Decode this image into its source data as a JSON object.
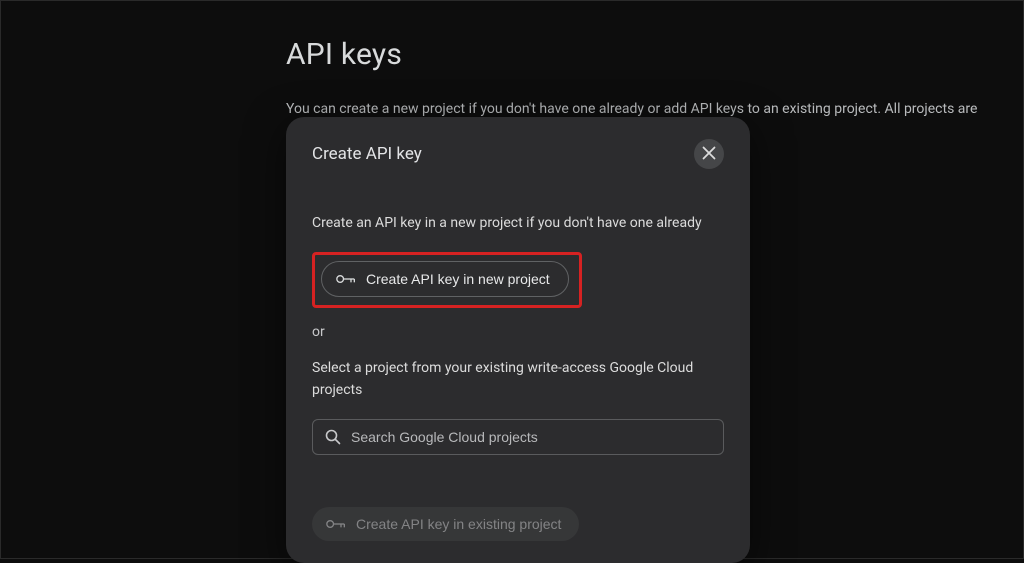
{
  "page": {
    "title": "API keys",
    "description": "You can create a new project if you don't have one already or add API keys to an existing project. All projects are"
  },
  "dialog": {
    "title": "Create API key",
    "intro_text": "Create an API key in a new project if you don't have one already",
    "new_project_button": "Create API key in new project",
    "or_label": "or",
    "select_text": "Select a project from your existing write-access Google Cloud projects",
    "search_placeholder": "Search Google Cloud projects",
    "existing_project_button": "Create API key in existing project"
  }
}
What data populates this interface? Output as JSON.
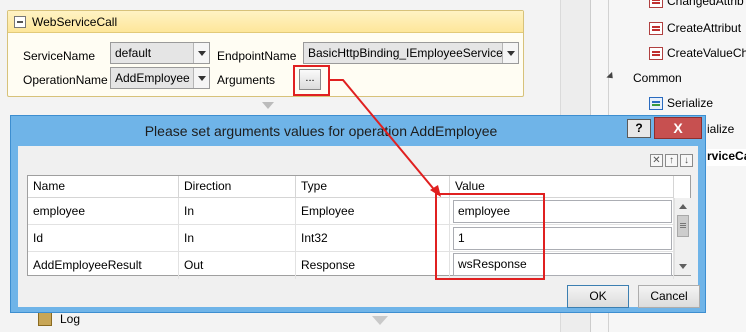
{
  "workflow": {
    "title": "WebServiceCall",
    "service_name_label": "ServiceName",
    "service_name_value": "default",
    "endpoint_name_label": "EndpointName",
    "endpoint_name_value": "BasicHttpBinding_IEmployeeService",
    "operation_name_label": "OperationName",
    "operation_name_value": "AddEmployee",
    "arguments_label": "Arguments",
    "arguments_button": "..."
  },
  "background": {
    "log_label": "Log"
  },
  "toolbox": {
    "items": [
      {
        "label": "ChangedAttrib",
        "icon": "attribute-icon"
      },
      {
        "label": "CreateAttribut",
        "icon": "attribute-icon"
      },
      {
        "label": "CreateValueCh",
        "icon": "attribute-icon"
      }
    ],
    "category": "Common",
    "common_items": [
      {
        "label": "Serialize",
        "icon": "serialize-icon"
      },
      {
        "label": "ialize",
        "icon": ""
      }
    ],
    "selected_item": "rviceCa"
  },
  "dialog": {
    "title": "Please set arguments values for operation AddEmployee",
    "help_button": "?",
    "close_button": "X",
    "grid_tools": [
      "✕",
      "↑",
      "↓"
    ],
    "columns": [
      "Name",
      "Direction",
      "Type",
      "Value"
    ],
    "rows": [
      {
        "name": "employee",
        "direction": "In",
        "type": "Employee",
        "value": "employee"
      },
      {
        "name": "Id",
        "direction": "In",
        "type": "Int32",
        "value": "1"
      },
      {
        "name": "AddEmployeeResult",
        "direction": "Out",
        "type": "Response",
        "value": "wsResponse"
      }
    ],
    "ok_button": "OK",
    "cancel_button": "Cancel"
  },
  "colors": {
    "annotation_red": "#e02020",
    "dialog_frame": "#6fb4e8",
    "close_button": "#c75050"
  }
}
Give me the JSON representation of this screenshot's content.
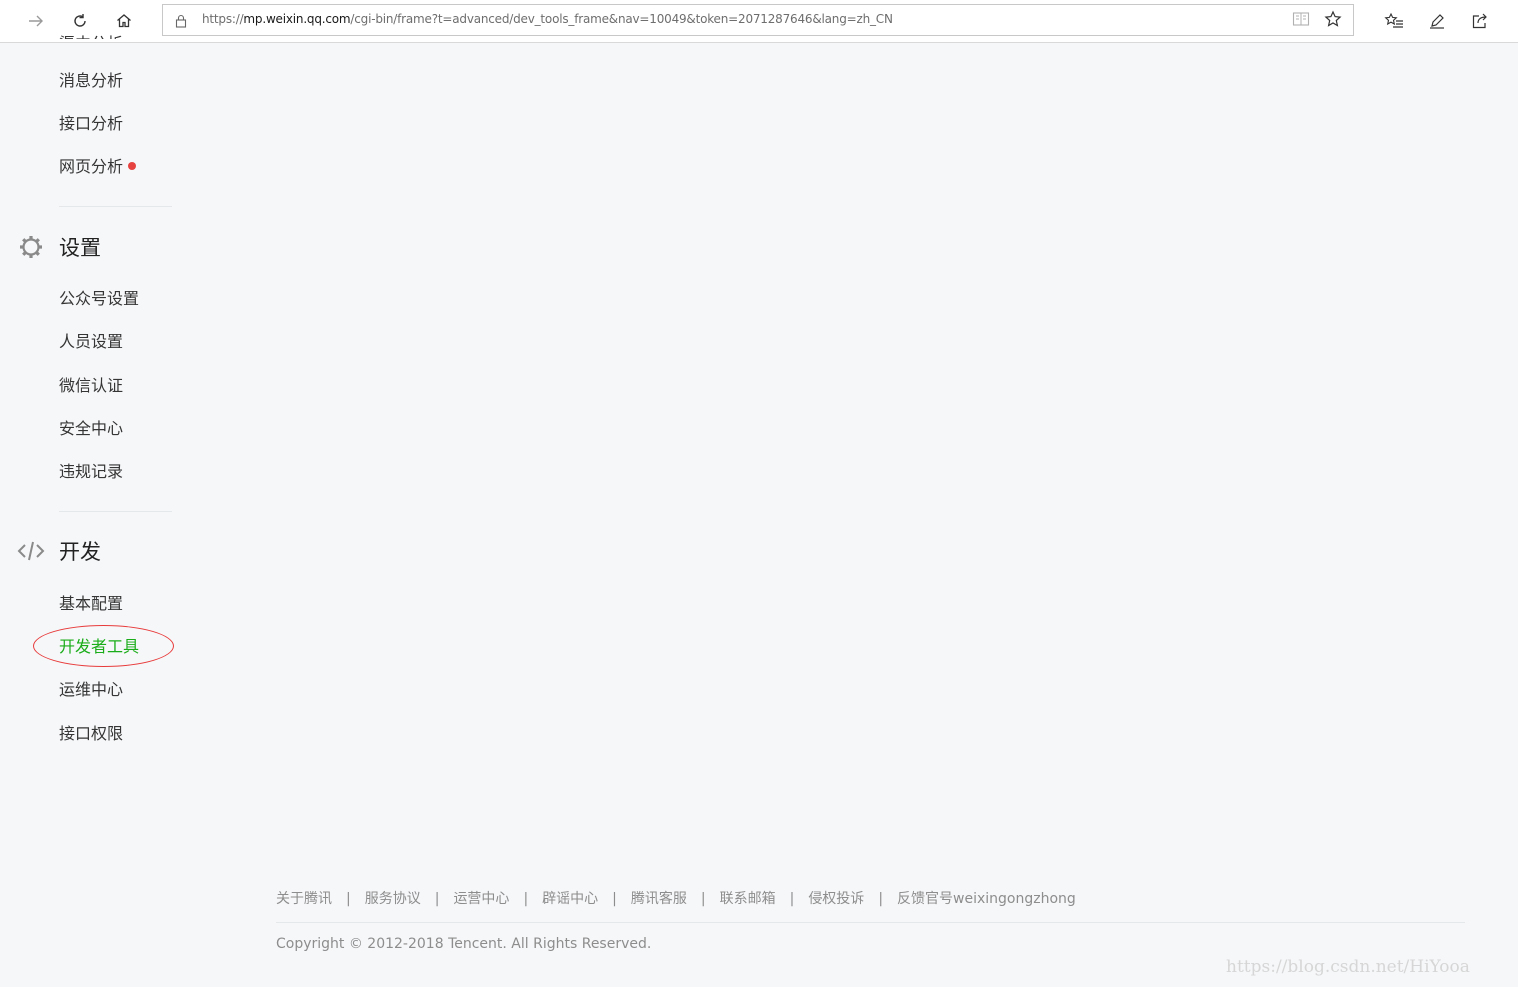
{
  "browser": {
    "url_prefix": "https://",
    "url_host": "mp.weixin.qq.com",
    "url_path": "/cgi-bin/frame?t=advanced/dev_tools_frame&nav=10049&token=2071287646&lang=zh_CN",
    "icons": {
      "forward": "forward-arrow-icon",
      "refresh": "refresh-icon",
      "home": "home-icon",
      "lock": "lock-icon",
      "reading_view": "reading-view-icon",
      "favorite": "star-icon",
      "favorites_hub": "favorites-list-icon",
      "notes": "pen-icon",
      "share": "share-icon"
    }
  },
  "sidebar": {
    "clipped_item": "渠中分析",
    "analysis_items": [
      {
        "label": "消息分析"
      },
      {
        "label": "接口分析"
      },
      {
        "label": "网页分析",
        "badge": "red-dot"
      }
    ],
    "settings": {
      "title": "设置",
      "icon": "gear-icon",
      "items": [
        {
          "label": "公众号设置"
        },
        {
          "label": "人员设置"
        },
        {
          "label": "微信认证"
        },
        {
          "label": "安全中心"
        },
        {
          "label": "违规记录"
        }
      ]
    },
    "develop": {
      "title": "开发",
      "icon": "code-icon",
      "items": [
        {
          "label": "基本配置"
        },
        {
          "label": "开发者工具",
          "active": true
        },
        {
          "label": "运维中心"
        },
        {
          "label": "接口权限"
        }
      ]
    }
  },
  "footer": {
    "links": [
      "关于腾讯",
      "服务协议",
      "运营中心",
      "辟谣中心",
      "腾讯客服",
      "联系邮箱",
      "侵权投诉",
      "反馈官号weixingongzhong"
    ],
    "separator": "|",
    "copyright": "Copyright © 2012-2018 Tencent. All Rights Reserved."
  },
  "watermark": "https://blog.csdn.net/HiYooa",
  "colors": {
    "accent_green": "#1aad19",
    "badge_red": "#e64340",
    "annotation_red": "#e83b3b",
    "background": "#f6f7f9"
  }
}
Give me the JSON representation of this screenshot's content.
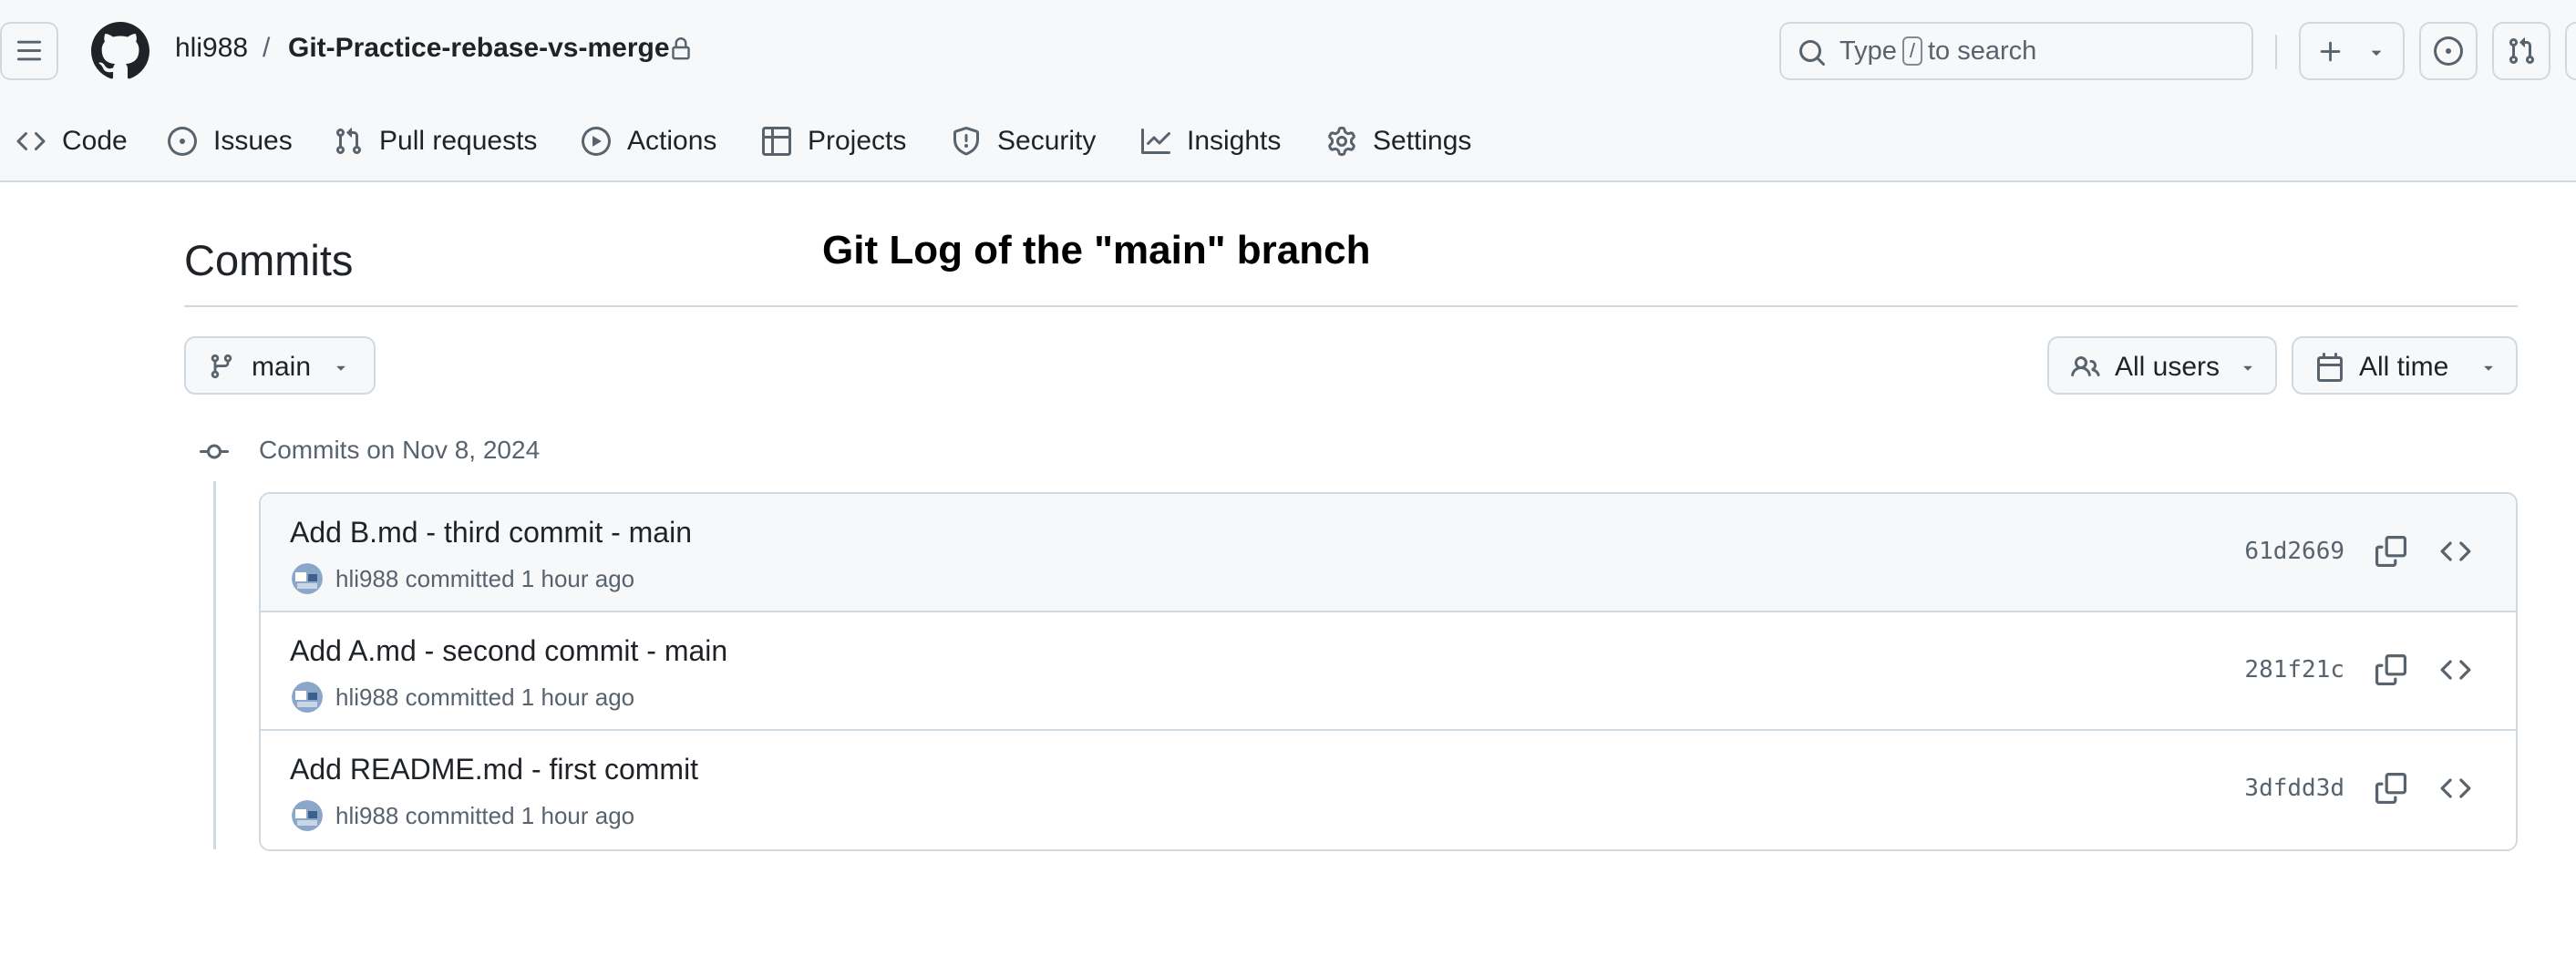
{
  "header": {
    "repo_owner": "hli988",
    "separator": "/",
    "repo_name": "Git-Practice-rebase-vs-merge",
    "search": {
      "prefix": "Type",
      "key": "/",
      "suffix": "to search"
    }
  },
  "nav": {
    "items": [
      {
        "label": "Code",
        "icon": "code-icon"
      },
      {
        "label": "Issues",
        "icon": "issue-opened-icon"
      },
      {
        "label": "Pull requests",
        "icon": "git-pull-request-icon"
      },
      {
        "label": "Actions",
        "icon": "play-icon"
      },
      {
        "label": "Projects",
        "icon": "table-icon"
      },
      {
        "label": "Security",
        "icon": "shield-icon"
      },
      {
        "label": "Insights",
        "icon": "graph-icon"
      },
      {
        "label": "Settings",
        "icon": "gear-icon"
      }
    ]
  },
  "page": {
    "title": "Commits",
    "annotation": "Git Log of the \"main\" branch"
  },
  "filters": {
    "branch": "main",
    "users": "All users",
    "time": "All time"
  },
  "timeline": {
    "date_label": "Commits on Nov 8, 2024"
  },
  "commits": [
    {
      "message": "Add B.md - third commit - main",
      "author": "hli988",
      "action": "committed",
      "time": "1 hour ago",
      "sha": "61d2669"
    },
    {
      "message": "Add A.md - second commit - main",
      "author": "hli988",
      "action": "committed",
      "time": "1 hour ago",
      "sha": "281f21c"
    },
    {
      "message": "Add README.md - first commit",
      "author": "hli988",
      "action": "committed",
      "time": "1 hour ago",
      "sha": "3dfdd3d"
    }
  ],
  "colors": {
    "header_bg": "#f6f8fa",
    "border": "#d1d9e0",
    "text_primary": "#1f2328",
    "text_muted": "#59636e"
  }
}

▶ **TASK OBJECTIVE**
Where a line above contains the word "JSON", copy that line.

▶ **EXERCISE RESULT**
Decode this image into its source data as a JSON object.
What data populates this interface? Output as JSON.
Give me the JSON representation of this screenshot's content.
Give me the JSON representation of this screenshot's content.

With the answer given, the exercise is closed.